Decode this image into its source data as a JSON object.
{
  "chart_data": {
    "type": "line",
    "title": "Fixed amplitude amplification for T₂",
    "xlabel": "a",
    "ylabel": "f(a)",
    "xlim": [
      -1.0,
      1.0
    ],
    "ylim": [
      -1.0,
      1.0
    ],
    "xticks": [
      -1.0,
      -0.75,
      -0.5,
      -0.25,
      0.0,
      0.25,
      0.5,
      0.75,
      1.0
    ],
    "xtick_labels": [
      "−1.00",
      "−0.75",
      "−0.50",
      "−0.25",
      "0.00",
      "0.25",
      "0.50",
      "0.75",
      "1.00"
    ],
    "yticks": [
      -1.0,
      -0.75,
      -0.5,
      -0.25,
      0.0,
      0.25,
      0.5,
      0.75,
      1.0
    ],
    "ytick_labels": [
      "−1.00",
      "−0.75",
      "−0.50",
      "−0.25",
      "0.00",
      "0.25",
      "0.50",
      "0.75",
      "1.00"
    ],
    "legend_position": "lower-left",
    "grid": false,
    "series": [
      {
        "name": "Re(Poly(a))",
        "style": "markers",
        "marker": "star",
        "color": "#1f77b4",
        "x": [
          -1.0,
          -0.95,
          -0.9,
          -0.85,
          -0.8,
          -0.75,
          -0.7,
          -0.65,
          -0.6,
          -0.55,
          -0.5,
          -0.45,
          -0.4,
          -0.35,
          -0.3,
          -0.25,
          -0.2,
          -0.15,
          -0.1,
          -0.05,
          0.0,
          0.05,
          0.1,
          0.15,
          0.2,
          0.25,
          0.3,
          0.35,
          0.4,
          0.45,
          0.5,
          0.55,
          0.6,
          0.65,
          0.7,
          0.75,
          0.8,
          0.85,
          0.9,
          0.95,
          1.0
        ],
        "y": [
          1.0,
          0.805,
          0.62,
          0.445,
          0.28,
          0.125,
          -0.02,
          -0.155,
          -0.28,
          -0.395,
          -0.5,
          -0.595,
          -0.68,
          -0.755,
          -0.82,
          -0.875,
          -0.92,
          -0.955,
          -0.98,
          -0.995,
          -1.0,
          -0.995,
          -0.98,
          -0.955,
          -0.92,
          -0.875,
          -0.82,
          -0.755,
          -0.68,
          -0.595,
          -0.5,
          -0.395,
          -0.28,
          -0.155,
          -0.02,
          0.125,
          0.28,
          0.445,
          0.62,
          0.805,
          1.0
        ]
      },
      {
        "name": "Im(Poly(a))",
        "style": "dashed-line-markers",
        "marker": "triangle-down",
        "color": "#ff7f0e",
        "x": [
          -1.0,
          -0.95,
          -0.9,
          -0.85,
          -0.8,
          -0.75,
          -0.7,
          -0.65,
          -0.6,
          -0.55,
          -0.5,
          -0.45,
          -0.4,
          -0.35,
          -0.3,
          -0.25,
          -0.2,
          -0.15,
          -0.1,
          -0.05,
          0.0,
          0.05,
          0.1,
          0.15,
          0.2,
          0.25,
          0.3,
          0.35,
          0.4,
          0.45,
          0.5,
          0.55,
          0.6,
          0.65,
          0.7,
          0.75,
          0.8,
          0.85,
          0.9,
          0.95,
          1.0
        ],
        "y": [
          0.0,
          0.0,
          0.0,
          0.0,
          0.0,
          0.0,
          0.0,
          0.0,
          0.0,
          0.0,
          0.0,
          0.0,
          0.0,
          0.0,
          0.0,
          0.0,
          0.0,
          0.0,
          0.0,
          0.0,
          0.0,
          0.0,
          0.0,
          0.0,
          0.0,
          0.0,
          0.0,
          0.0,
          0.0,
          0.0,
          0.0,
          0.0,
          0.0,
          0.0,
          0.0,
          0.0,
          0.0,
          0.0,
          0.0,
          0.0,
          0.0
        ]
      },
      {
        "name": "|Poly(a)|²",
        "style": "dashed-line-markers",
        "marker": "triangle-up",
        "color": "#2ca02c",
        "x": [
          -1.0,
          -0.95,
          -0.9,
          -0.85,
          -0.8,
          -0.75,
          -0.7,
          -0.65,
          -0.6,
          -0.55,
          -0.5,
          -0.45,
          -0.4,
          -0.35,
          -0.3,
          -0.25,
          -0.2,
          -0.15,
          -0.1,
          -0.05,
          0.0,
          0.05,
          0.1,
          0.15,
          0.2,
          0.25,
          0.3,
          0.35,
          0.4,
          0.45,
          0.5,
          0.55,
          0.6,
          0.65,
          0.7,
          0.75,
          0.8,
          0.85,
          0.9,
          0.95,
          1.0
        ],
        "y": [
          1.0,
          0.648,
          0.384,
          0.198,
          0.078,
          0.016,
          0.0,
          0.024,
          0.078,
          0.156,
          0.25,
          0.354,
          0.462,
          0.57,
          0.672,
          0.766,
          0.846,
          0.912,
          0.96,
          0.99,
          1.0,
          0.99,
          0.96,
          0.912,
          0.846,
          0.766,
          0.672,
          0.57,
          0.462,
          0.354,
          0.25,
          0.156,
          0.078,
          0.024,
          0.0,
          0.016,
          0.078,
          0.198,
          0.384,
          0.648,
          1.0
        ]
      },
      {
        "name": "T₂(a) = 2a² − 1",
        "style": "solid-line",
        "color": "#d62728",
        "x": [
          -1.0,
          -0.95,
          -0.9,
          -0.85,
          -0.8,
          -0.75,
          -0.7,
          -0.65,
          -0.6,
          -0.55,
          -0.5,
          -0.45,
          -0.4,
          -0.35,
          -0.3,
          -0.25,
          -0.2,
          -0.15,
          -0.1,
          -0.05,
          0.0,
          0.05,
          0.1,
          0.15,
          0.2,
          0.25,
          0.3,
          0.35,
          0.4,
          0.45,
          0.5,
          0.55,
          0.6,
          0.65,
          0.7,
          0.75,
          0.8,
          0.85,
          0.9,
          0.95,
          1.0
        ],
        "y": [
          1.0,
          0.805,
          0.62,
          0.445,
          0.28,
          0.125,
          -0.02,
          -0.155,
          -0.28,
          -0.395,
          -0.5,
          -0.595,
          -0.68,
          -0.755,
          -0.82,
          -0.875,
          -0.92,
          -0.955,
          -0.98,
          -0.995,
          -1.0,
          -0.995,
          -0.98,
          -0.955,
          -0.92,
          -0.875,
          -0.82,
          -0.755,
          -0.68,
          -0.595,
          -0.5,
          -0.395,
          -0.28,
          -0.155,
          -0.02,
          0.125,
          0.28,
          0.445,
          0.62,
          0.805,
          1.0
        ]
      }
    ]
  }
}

→ **Description of the task**:
Each line that holds the word "Poly" is to be copied.

→ **Correct response**:
        "name": "Re(Poly(a))",
        "name": "Im(Poly(a))",
        "name": "|Poly(a)|²",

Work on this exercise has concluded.